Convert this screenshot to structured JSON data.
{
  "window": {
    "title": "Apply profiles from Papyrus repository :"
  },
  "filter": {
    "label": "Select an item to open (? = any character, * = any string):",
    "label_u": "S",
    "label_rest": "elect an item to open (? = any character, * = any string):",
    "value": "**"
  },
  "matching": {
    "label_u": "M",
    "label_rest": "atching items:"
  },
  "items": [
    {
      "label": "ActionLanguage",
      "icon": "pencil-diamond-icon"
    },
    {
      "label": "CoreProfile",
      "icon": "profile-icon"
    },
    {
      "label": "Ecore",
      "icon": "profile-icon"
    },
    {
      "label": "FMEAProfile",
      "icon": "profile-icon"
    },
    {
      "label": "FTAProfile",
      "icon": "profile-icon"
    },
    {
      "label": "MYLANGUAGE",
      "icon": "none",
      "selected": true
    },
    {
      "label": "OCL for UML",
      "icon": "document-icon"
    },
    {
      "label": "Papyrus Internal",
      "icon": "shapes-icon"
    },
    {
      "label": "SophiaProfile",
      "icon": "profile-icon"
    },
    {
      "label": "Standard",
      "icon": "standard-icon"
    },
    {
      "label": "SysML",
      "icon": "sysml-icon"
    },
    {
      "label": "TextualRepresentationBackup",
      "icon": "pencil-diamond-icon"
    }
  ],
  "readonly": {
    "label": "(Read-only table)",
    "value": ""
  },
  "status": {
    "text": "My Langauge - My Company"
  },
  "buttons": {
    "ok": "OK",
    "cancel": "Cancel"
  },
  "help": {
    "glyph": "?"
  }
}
----------
- **Goal**: Collect the lines of the data that carry the word "Papyrus".

- **Worked answer**:
    "title": "Apply profiles from Papyrus repository :"
      "label": "Papyrus Internal",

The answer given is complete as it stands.